### [DATA SUPPLIED]
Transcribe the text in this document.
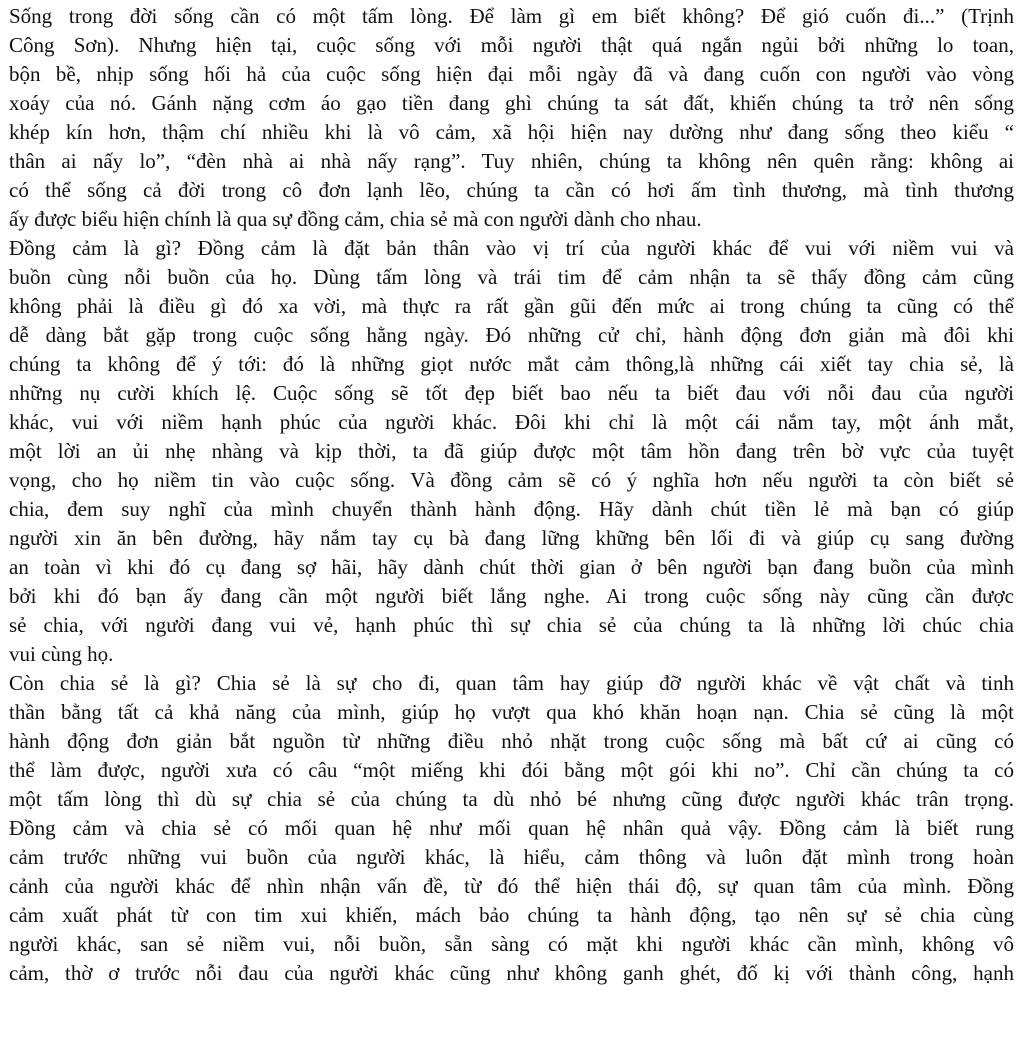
Sống trong đời sống cần có một tấm lòng. Để làm gì em biết không? Để gió cuốn đi...” (Trịnh
Công Sơn). Nhưng hiện tại, cuộc sống với mỗi người thật quá ngắn ngủi bởi những lo toan,
bộn bề, nhịp sống hối hả của cuộc sống hiện đại mỗi ngày đã và đang cuốn con người vào vòng
xoáy của nó. Gánh nặng cơm áo gạo tiền đang ghì chúng ta sát đất, khiến chúng ta trở nên sống
khép kín hơn, thậm chí nhiều khi là vô cảm, xã hội hiện nay dường như đang sống theo kiểu “
thân ai nấy lo”, “đèn nhà ai nhà nấy rạng”. Tuy nhiên, chúng ta không nên quên rằng: không ai
có thể sống cả đời trong cô đơn lạnh lẽo, chúng ta cần có hơi ấm tình thương, mà tình thương
ấy được biểu hiện chính là qua sự đồng cảm, chia sẻ mà con người dành cho nhau.

Đồng cảm là gì? Đồng cảm là đặt bản thân vào vị trí của người khác để vui với niềm vui và
buồn cùng nỗi buồn của họ. Dùng tấm lòng và trái tim để cảm nhận ta sẽ thấy đồng cảm cũng
không phải là điều gì đó xa vời, mà thực ra rất gần gũi đến mức ai trong chúng ta cũng có thể
dễ dàng bắt gặp trong cuộc sống hằng ngày. Đó những cử chỉ, hành động đơn giản mà đôi khi
chúng ta không để ý tới: đó là những giọt nước mắt cảm thông,là những cái xiết tay chia sẻ, là
những nụ cười khích lệ. Cuộc sống sẽ tốt đẹp biết bao nếu ta biết đau với nỗi đau của người
khác, vui với niềm hạnh phúc của người khác. Đôi khi chỉ là một cái nắm tay, một ánh mắt,
một lời an ủi nhẹ nhàng và kịp thời, ta đã giúp được một tâm hồn đang trên bờ vực của tuyệt
vọng, cho họ niềm tin vào cuộc sống. Và đồng cảm sẽ có ý nghĩa hơn nếu người ta còn biết sẻ
chia, đem suy nghĩ của mình chuyển thành hành động. Hãy dành chút tiền lẻ mà bạn có giúp
người xin ăn bên đường, hãy nắm tay cụ bà đang lững khững bên lối đi và giúp cụ sang đường
an toàn vì khi đó cụ đang sợ hãi, hãy dành chút thời gian ở bên người bạn đang buồn của mình
bởi khi đó bạn ấy đang cần một người biết lắng nghe. Ai trong cuộc sống này cũng cần được
sẻ chia, với người đang vui vẻ, hạnh phúc thì sự chia sẻ của chúng ta là những lời chúc chia
vui cùng họ.

Còn chia sẻ là gì? Chia sẻ là sự cho đi, quan tâm hay giúp đỡ người khác về vật chất và tinh
thần bằng tất cả khả năng của mình, giúp họ vượt qua khó khăn hoạn nạn. Chia sẻ cũng là một
hành động đơn giản bắt nguồn từ những điều nhỏ nhặt trong cuộc sống mà bất cứ ai cũng có
thể làm được, người xưa có câu “một miếng khi đói bằng một gói khi no”. Chỉ cần chúng ta có
một tấm lòng thì dù sự chia sẻ của chúng ta dù nhỏ bé nhưng cũng được người khác trân trọng.
Đồng cảm và chia sẻ có mối quan hệ như mối quan hệ nhân quả vậy. Đồng cảm là biết rung
cảm trước những vui buồn của người khác, là hiểu, cảm thông và luôn đặt mình trong hoàn
cảnh của người khác để nhìn nhận vấn đề, từ đó thể hiện thái độ, sự quan tâm của mình. Đồng
cảm xuất phát từ con tim xui khiến, mách bảo chúng ta hành động, tạo nên sự sẻ chia cùng
người khác, san sẻ niềm vui, nỗi buồn, sẵn sàng có mặt khi người khác cần mình, không vô
cảm, thờ ơ trước nỗi đau của người khác cũng như không ganh ghét, đố kị với thành công, hạnh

### [TASK BRIEF]
Output each line exactly; omit every picture.

### [ANSWER TO THIS PROBLEM]
Transcribe the text in this document.
Sống trong đời sống cần có một tấm lòng. Để làm gì em biết không? Để gió cuốn đi...” (Trịnh
Công Sơn). Nhưng hiện tại, cuộc sống với mỗi người thật quá ngắn ngủi bởi những lo toan,
bộn bề, nhịp sống hối hả của cuộc sống hiện đại mỗi ngày đã và đang cuốn con người vào vòng
xoáy của nó. Gánh nặng cơm áo gạo tiền đang ghì chúng ta sát đất, khiến chúng ta trở nên sống
khép kín hơn, thậm chí nhiều khi là vô cảm, xã hội hiện nay dường như đang sống theo kiểu “
thân ai nấy lo”, “đèn nhà ai nhà nấy rạng”. Tuy nhiên, chúng ta không nên quên rằng: không ai
có thể sống cả đời trong cô đơn lạnh lẽo, chúng ta cần có hơi ấm tình thương, mà tình thương
ấy được biểu hiện chính là qua sự đồng cảm, chia sẻ mà con người dành cho nhau.

Đồng cảm là gì? Đồng cảm là đặt bản thân vào vị trí của người khác để vui với niềm vui và
buồn cùng nỗi buồn của họ. Dùng tấm lòng và trái tim để cảm nhận ta sẽ thấy đồng cảm cũng
không phải là điều gì đó xa vời, mà thực ra rất gần gũi đến mức ai trong chúng ta cũng có thể
dễ dàng bắt gặp trong cuộc sống hằng ngày. Đó những cử chỉ, hành động đơn giản mà đôi khi
chúng ta không để ý tới: đó là những giọt nước mắt cảm thông,là những cái xiết tay chia sẻ, là
những nụ cười khích lệ. Cuộc sống sẽ tốt đẹp biết bao nếu ta biết đau với nỗi đau của người
khác, vui với niềm hạnh phúc của người khác. Đôi khi chỉ là một cái nắm tay, một ánh mắt,
một lời an ủi nhẹ nhàng và kịp thời, ta đã giúp được một tâm hồn đang trên bờ vực của tuyệt
vọng, cho họ niềm tin vào cuộc sống. Và đồng cảm sẽ có ý nghĩa hơn nếu người ta còn biết sẻ
chia, đem suy nghĩ của mình chuyển thành hành động. Hãy dành chút tiền lẻ mà bạn có giúp
người xin ăn bên đường, hãy nắm tay cụ bà đang lững khững bên lối đi và giúp cụ sang đường
an toàn vì khi đó cụ đang sợ hãi, hãy dành chút thời gian ở bên người bạn đang buồn của mình
bởi khi đó bạn ấy đang cần một người biết lắng nghe. Ai trong cuộc sống này cũng cần được
sẻ chia, với người đang vui vẻ, hạnh phúc thì sự chia sẻ của chúng ta là những lời chúc chia
vui cùng họ.

Còn chia sẻ là gì? Chia sẻ là sự cho đi, quan tâm hay giúp đỡ người khác về vật chất và tinh
thần bằng tất cả khả năng của mình, giúp họ vượt qua khó khăn hoạn nạn. Chia sẻ cũng là một
hành động đơn giản bắt nguồn từ những điều nhỏ nhặt trong cuộc sống mà bất cứ ai cũng có
thể làm được, người xưa có câu “một miếng khi đói bằng một gói khi no”. Chỉ cần chúng ta có
một tấm lòng thì dù sự chia sẻ của chúng ta dù nhỏ bé nhưng cũng được người khác trân trọng.
Đồng cảm và chia sẻ có mối quan hệ như mối quan hệ nhân quả vậy. Đồng cảm là biết rung
cảm trước những vui buồn của người khác, là hiểu, cảm thông và luôn đặt mình trong hoàn
cảnh của người khác để nhìn nhận vấn đề, từ đó thể hiện thái độ, sự quan tâm của mình. Đồng
cảm xuất phát từ con tim xui khiến, mách bảo chúng ta hành động, tạo nên sự sẻ chia cùng
người khác, san sẻ niềm vui, nỗi buồn, sẵn sàng có mặt khi người khác cần mình, không vô
cảm, thờ ơ trước nỗi đau của người khác cũng như không ganh ghét, đố kị với thành công, hạnh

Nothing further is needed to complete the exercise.